• _GIVEN RECORDS_
----
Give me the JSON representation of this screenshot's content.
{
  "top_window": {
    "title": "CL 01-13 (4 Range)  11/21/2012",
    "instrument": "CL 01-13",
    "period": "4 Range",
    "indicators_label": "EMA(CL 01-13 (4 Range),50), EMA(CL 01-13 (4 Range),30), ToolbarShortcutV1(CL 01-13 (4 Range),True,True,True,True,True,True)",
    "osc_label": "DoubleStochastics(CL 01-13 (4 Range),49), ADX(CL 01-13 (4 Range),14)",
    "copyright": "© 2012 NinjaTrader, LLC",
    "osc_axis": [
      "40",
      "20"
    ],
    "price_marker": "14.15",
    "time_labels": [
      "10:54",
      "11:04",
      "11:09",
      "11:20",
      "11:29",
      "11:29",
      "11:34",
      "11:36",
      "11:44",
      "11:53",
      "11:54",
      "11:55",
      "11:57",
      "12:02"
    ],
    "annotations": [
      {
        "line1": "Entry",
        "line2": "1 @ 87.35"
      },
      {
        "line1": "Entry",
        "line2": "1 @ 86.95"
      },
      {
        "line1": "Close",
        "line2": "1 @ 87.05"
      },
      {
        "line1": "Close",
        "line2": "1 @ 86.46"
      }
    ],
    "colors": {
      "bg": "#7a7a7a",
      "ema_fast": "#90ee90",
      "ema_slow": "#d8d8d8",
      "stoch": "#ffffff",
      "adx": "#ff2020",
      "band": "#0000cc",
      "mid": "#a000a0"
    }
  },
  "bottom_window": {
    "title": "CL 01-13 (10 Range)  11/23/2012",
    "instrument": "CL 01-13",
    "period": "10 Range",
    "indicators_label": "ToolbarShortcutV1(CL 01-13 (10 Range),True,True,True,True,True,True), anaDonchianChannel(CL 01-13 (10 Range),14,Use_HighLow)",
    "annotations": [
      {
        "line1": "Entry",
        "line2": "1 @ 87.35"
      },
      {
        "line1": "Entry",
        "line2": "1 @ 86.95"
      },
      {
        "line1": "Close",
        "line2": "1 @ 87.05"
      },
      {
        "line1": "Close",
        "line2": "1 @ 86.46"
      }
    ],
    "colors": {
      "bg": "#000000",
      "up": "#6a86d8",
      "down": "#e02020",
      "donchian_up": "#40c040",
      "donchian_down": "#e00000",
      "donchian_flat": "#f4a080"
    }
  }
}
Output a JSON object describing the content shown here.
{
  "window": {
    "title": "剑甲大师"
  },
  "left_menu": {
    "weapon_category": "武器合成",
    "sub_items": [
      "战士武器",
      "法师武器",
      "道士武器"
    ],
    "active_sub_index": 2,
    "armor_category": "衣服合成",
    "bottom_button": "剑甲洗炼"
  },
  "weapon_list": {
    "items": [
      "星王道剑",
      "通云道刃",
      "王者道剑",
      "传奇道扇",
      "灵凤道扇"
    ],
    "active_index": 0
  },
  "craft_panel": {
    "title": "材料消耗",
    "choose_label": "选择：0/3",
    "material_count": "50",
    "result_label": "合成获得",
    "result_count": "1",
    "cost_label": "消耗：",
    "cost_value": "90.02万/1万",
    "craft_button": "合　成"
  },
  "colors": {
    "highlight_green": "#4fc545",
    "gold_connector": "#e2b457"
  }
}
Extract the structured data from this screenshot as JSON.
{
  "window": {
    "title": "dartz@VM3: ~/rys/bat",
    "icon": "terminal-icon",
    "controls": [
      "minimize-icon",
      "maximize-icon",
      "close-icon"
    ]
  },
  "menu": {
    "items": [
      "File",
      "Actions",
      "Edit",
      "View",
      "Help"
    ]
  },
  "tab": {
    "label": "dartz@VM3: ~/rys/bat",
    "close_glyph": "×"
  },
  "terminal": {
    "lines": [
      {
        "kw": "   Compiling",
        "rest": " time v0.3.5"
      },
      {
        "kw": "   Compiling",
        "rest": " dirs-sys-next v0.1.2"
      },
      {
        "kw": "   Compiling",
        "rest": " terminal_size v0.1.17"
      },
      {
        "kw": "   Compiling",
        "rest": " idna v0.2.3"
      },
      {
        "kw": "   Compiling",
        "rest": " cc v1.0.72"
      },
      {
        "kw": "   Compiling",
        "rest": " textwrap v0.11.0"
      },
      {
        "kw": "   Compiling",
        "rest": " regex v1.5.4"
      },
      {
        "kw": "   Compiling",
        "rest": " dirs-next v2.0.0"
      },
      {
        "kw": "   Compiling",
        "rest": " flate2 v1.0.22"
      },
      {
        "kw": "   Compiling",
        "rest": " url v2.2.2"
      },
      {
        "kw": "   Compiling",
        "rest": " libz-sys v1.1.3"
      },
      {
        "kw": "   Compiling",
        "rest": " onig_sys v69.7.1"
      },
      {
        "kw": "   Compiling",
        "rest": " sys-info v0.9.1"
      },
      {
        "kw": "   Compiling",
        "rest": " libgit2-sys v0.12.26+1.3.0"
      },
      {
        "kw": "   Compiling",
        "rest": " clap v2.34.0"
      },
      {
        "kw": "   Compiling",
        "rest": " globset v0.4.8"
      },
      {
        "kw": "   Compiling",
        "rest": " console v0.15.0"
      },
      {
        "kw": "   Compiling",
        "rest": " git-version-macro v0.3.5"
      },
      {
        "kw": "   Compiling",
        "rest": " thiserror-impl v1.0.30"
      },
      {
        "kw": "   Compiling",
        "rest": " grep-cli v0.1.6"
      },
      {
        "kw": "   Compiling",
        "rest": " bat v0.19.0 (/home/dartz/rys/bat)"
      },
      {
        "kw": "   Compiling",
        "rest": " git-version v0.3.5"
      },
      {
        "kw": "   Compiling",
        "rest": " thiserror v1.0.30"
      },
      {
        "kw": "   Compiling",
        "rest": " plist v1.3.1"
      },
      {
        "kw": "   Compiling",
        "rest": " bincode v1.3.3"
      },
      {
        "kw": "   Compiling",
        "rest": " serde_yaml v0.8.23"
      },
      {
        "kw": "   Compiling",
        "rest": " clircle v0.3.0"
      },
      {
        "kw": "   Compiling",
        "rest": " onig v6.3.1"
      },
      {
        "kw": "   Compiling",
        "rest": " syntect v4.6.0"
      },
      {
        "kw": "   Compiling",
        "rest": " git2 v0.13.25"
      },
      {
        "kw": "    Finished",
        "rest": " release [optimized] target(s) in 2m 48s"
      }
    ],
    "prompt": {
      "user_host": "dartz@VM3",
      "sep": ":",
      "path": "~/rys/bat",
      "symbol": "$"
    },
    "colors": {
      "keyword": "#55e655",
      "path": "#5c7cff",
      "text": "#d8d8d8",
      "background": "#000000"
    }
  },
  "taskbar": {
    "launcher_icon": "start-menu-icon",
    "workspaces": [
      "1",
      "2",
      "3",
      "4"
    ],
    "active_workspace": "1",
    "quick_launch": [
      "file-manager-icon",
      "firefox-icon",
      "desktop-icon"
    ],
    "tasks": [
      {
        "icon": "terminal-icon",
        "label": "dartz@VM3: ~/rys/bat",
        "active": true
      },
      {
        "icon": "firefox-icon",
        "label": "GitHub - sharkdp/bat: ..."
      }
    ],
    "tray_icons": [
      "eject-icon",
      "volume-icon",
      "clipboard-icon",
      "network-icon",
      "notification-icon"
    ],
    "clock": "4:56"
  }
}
----
• _TASK DETAILS_
Set down all of the entries exactly, please.

• _RIGHT ANSWER_
Give me the JSON representation of this screenshot's content.
{
  "top_window": {
    "title": "CL 01-13 (4 Range)  11/21/2012",
    "instrument": "CL 01-13",
    "period": "4 Range",
    "indicators_label": "EMA(CL 01-13 (4 Range),50), EMA(CL 01-13 (4 Range),30), ToolbarShortcutV1(CL 01-13 (4 Range),True,True,True,True,True,True)",
    "osc_label": "DoubleStochastics(CL 01-13 (4 Range),49), ADX(CL 01-13 (4 Range),14)",
    "copyright": "© 2012 NinjaTrader, LLC",
    "osc_axis": [
      "40",
      "20"
    ],
    "price_marker": "14.15",
    "time_labels": [
      "10:54",
      "11:04",
      "11:09",
      "11:20",
      "11:29",
      "11:29",
      "11:34",
      "11:36",
      "11:44",
      "11:53",
      "11:54",
      "11:55",
      "11:57",
      "12:02"
    ],
    "annotations": [
      {
        "line1": "Entry",
        "line2": "1 @ 87.35"
      },
      {
        "line1": "Entry",
        "line2": "1 @ 86.95"
      },
      {
        "line1": "Close",
        "line2": "1 @ 87.05"
      },
      {
        "line1": "Close",
        "line2": "1 @ 86.46"
      }
    ],
    "colors": {
      "bg": "#7a7a7a",
      "ema_fast": "#90ee90",
      "ema_slow": "#d8d8d8",
      "stoch": "#ffffff",
      "adx": "#ff2020",
      "band": "#0000cc",
      "mid": "#a000a0"
    }
  },
  "bottom_window": {
    "title": "CL 01-13 (10 Range)  11/23/2012",
    "instrument": "CL 01-13",
    "period": "10 Range",
    "indicators_label": "ToolbarShortcutV1(CL 01-13 (10 Range),True,True,True,True,True,True), anaDonchianChannel(CL 01-13 (10 Range),14,Use_HighLow)",
    "annotations": [
      {
        "line1": "Entry",
        "line2": "1 @ 87.35"
      },
      {
        "line1": "Entry",
        "line2": "1 @ 86.95"
      },
      {
        "line1": "Close",
        "line2": "1 @ 87.05"
      },
      {
        "line1": "Close",
        "line2": "1 @ 86.46"
      }
    ],
    "colors": {
      "bg": "#000000",
      "up": "#6a86d8",
      "down": "#e02020",
      "donchian_up": "#40c040",
      "donchian_down": "#e00000",
      "donchian_flat": "#f4a080"
    }
  }
}
Output a JSON object describing the content shown here.
{
  "window": {
    "title": "剑甲大师"
  },
  "left_menu": {
    "weapon_category": "武器合成",
    "sub_items": [
      "战士武器",
      "法师武器",
      "道士武器"
    ],
    "active_sub_index": 2,
    "armor_category": "衣服合成",
    "bottom_button": "剑甲洗炼"
  },
  "weapon_list": {
    "items": [
      "星王道剑",
      "通云道刃",
      "王者道剑",
      "传奇道扇",
      "灵凤道扇"
    ],
    "active_index": 0
  },
  "craft_panel": {
    "title": "材料消耗",
    "choose_label": "选择：0/3",
    "material_count": "50",
    "result_label": "合成获得",
    "result_count": "1",
    "cost_label": "消耗：",
    "cost_value": "90.02万/1万",
    "craft_button": "合　成"
  },
  "colors": {
    "highlight_green": "#4fc545",
    "gold_connector": "#e2b457"
  }
}
Extract the structured data from this screenshot as JSON.
{
  "window": {
    "title": "dartz@VM3: ~/rys/bat",
    "icon": "terminal-icon",
    "controls": [
      "minimize-icon",
      "maximize-icon",
      "close-icon"
    ]
  },
  "menu": {
    "items": [
      "File",
      "Actions",
      "Edit",
      "View",
      "Help"
    ]
  },
  "tab": {
    "label": "dartz@VM3: ~/rys/bat",
    "close_glyph": "×"
  },
  "terminal": {
    "lines": [
      {
        "kw": "   Compiling",
        "rest": " time v0.3.5"
      },
      {
        "kw": "   Compiling",
        "rest": " dirs-sys-next v0.1.2"
      },
      {
        "kw": "   Compiling",
        "rest": " terminal_size v0.1.17"
      },
      {
        "kw": "   Compiling",
        "rest": " idna v0.2.3"
      },
      {
        "kw": "   Compiling",
        "rest": " cc v1.0.72"
      },
      {
        "kw": "   Compiling",
        "rest": " textwrap v0.11.0"
      },
      {
        "kw": "   Compiling",
        "rest": " regex v1.5.4"
      },
      {
        "kw": "   Compiling",
        "rest": " dirs-next v2.0.0"
      },
      {
        "kw": "   Compiling",
        "rest": " flate2 v1.0.22"
      },
      {
        "kw": "   Compiling",
        "rest": " url v2.2.2"
      },
      {
        "kw": "   Compiling",
        "rest": " libz-sys v1.1.3"
      },
      {
        "kw": "   Compiling",
        "rest": " onig_sys v69.7.1"
      },
      {
        "kw": "   Compiling",
        "rest": " sys-info v0.9.1"
      },
      {
        "kw": "   Compiling",
        "rest": " libgit2-sys v0.12.26+1.3.0"
      },
      {
        "kw": "   Compiling",
        "rest": " clap v2.34.0"
      },
      {
        "kw": "   Compiling",
        "rest": " globset v0.4.8"
      },
      {
        "kw": "   Compiling",
        "rest": " console v0.15.0"
      },
      {
        "kw": "   Compiling",
        "rest": " git-version-macro v0.3.5"
      },
      {
        "kw": "   Compiling",
        "rest": " thiserror-impl v1.0.30"
      },
      {
        "kw": "   Compiling",
        "rest": " grep-cli v0.1.6"
      },
      {
        "kw": "   Compiling",
        "rest": " bat v0.19.0 (/home/dartz/rys/bat)"
      },
      {
        "kw": "   Compiling",
        "rest": " git-version v0.3.5"
      },
      {
        "kw": "   Compiling",
        "rest": " thiserror v1.0.30"
      },
      {
        "kw": "   Compiling",
        "rest": " plist v1.3.1"
      },
      {
        "kw": "   Compiling",
        "rest": " bincode v1.3.3"
      },
      {
        "kw": "   Compiling",
        "rest": " serde_yaml v0.8.23"
      },
      {
        "kw": "   Compiling",
        "rest": " clircle v0.3.0"
      },
      {
        "kw": "   Compiling",
        "rest": " onig v6.3.1"
      },
      {
        "kw": "   Compiling",
        "rest": " syntect v4.6.0"
      },
      {
        "kw": "   Compiling",
        "rest": " git2 v0.13.25"
      },
      {
        "kw": "    Finished",
        "rest": " release [optimized] target(s) in 2m 48s"
      }
    ],
    "prompt": {
      "user_host": "dartz@VM3",
      "sep": ":",
      "path": "~/rys/bat",
      "symbol": "$"
    },
    "colors": {
      "keyword": "#55e655",
      "path": "#5c7cff",
      "text": "#d8d8d8",
      "background": "#000000"
    }
  },
  "taskbar": {
    "launcher_icon": "start-menu-icon",
    "workspaces": [
      "1",
      "2",
      "3",
      "4"
    ],
    "active_workspace": "1",
    "quick_launch": [
      "file-manager-icon",
      "firefox-icon",
      "desktop-icon"
    ],
    "tasks": [
      {
        "icon": "terminal-icon",
        "label": "dartz@VM3: ~/rys/bat",
        "active": true
      },
      {
        "icon": "firefox-icon",
        "label": "GitHub - sharkdp/bat: ..."
      }
    ],
    "tray_icons": [
      "eject-icon",
      "volume-icon",
      "clipboard-icon",
      "network-icon",
      "notification-icon"
    ],
    "clock": "4:56"
  }
}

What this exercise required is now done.